Exercise task — Type out the records that follow, exactly as given.

Information given —
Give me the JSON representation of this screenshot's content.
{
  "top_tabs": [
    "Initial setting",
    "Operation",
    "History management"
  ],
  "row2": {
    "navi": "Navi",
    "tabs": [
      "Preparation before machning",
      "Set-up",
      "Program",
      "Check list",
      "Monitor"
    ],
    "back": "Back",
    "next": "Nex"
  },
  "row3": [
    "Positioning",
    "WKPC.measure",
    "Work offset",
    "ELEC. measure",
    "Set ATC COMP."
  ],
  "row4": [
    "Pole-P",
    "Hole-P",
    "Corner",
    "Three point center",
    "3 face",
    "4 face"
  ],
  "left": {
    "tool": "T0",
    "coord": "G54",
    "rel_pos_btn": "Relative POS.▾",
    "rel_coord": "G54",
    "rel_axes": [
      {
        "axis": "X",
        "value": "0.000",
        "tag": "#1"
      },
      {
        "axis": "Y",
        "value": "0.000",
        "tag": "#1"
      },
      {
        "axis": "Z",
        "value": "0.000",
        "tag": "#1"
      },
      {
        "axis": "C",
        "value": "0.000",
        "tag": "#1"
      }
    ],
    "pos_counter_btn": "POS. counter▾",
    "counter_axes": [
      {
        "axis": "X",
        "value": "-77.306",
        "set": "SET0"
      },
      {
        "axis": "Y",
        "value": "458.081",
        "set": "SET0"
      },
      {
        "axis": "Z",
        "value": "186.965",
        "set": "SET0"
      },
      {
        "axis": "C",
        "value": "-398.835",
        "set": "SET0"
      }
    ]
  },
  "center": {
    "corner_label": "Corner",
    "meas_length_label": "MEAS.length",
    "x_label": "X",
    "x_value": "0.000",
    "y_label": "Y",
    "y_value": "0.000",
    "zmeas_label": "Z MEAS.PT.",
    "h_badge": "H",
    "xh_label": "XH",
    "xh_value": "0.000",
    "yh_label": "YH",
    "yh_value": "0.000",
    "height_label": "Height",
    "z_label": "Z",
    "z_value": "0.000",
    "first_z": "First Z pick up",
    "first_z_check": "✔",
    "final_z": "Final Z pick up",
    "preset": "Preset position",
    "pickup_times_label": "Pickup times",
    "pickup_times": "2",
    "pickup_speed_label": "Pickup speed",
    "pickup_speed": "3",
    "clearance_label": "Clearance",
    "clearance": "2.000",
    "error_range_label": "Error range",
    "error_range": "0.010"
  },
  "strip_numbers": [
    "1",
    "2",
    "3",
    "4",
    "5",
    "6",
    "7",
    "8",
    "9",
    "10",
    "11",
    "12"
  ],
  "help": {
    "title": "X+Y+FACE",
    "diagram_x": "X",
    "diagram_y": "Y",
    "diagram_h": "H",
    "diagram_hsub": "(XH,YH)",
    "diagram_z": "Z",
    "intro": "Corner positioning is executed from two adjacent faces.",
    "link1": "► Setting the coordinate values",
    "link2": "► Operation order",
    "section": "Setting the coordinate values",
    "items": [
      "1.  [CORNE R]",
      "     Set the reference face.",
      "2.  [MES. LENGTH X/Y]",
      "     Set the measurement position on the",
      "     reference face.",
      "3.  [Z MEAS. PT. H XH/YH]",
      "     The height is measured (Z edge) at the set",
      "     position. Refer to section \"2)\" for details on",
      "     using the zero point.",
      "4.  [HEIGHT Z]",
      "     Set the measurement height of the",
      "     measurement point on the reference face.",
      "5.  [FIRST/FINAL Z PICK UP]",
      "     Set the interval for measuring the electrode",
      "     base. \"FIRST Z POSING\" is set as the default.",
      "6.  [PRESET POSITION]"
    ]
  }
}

Result of this exercise —
Give me the JSON representation of this screenshot's content.
{
  "top_tabs": [
    "Initial setting",
    "Operation",
    "History management"
  ],
  "row2": {
    "navi": "Navi",
    "tabs": [
      "Preparation before machning",
      "Set-up",
      "Program",
      "Check list",
      "Monitor"
    ],
    "back": "Back",
    "next": "Nex"
  },
  "row3": [
    "Positioning",
    "WKPC.measure",
    "Work offset",
    "ELEC. measure",
    "Set ATC COMP."
  ],
  "row4": [
    "Pole-P",
    "Hole-P",
    "Corner",
    "Three point center",
    "3 face",
    "4 face"
  ],
  "left": {
    "tool": "T0",
    "coord": "G54",
    "rel_pos_btn": "Relative POS.▾",
    "rel_coord": "G54",
    "rel_axes": [
      {
        "axis": "X",
        "value": "0.000",
        "tag": "#1"
      },
      {
        "axis": "Y",
        "value": "0.000",
        "tag": "#1"
      },
      {
        "axis": "Z",
        "value": "0.000",
        "tag": "#1"
      },
      {
        "axis": "C",
        "value": "0.000",
        "tag": "#1"
      }
    ],
    "pos_counter_btn": "POS. counter▾",
    "counter_axes": [
      {
        "axis": "X",
        "value": "-77.306",
        "set": "SET0"
      },
      {
        "axis": "Y",
        "value": "458.081",
        "set": "SET0"
      },
      {
        "axis": "Z",
        "value": "186.965",
        "set": "SET0"
      },
      {
        "axis": "C",
        "value": "-398.835",
        "set": "SET0"
      }
    ]
  },
  "center": {
    "corner_label": "Corner",
    "meas_length_label": "MEAS.length",
    "x_label": "X",
    "x_value": "0.000",
    "y_label": "Y",
    "y_value": "0.000",
    "zmeas_label": "Z MEAS.PT.",
    "h_badge": "H",
    "xh_label": "XH",
    "xh_value": "0.000",
    "yh_label": "YH",
    "yh_value": "0.000",
    "height_label": "Height",
    "z_label": "Z",
    "z_value": "0.000",
    "first_z": "First Z pick up",
    "first_z_check": "✔",
    "final_z": "Final Z pick up",
    "preset": "Preset position",
    "pickup_times_label": "Pickup times",
    "pickup_times": "2",
    "pickup_speed_label": "Pickup speed",
    "pickup_speed": "3",
    "clearance_label": "Clearance",
    "clearance": "2.000",
    "error_range_label": "Error range",
    "error_range": "0.010"
  },
  "strip_numbers": [
    "1",
    "2",
    "3",
    "4",
    "5",
    "6",
    "7",
    "8",
    "9",
    "10",
    "11",
    "12"
  ],
  "help": {
    "title": "X+Y+FACE",
    "diagram_x": "X",
    "diagram_y": "Y",
    "diagram_h": "H",
    "diagram_hsub": "(XH,YH)",
    "diagram_z": "Z",
    "intro": "Corner positioning is executed from two adjacent faces.",
    "link1": "► Setting the coordinate values",
    "link2": "► Operation order",
    "section": "Setting the coordinate values",
    "items": [
      "1.  [CORNE R]",
      "     Set the reference face.",
      "2.  [MES. LENGTH X/Y]",
      "     Set the measurement position on the",
      "     reference face.",
      "3.  [Z MEAS. PT. H XH/YH]",
      "     The height is measured (Z edge) at the set",
      "     position. Refer to section \"2)\" for details on",
      "     using the zero point.",
      "4.  [HEIGHT Z]",
      "     Set the measurement height of the",
      "     measurement point on the reference face.",
      "5.  [FIRST/FINAL Z PICK UP]",
      "     Set the interval for measuring the electrode",
      "     base. \"FIRST Z POSING\" is set as the default.",
      "6.  [PRESET POSITION]"
    ]
  }
}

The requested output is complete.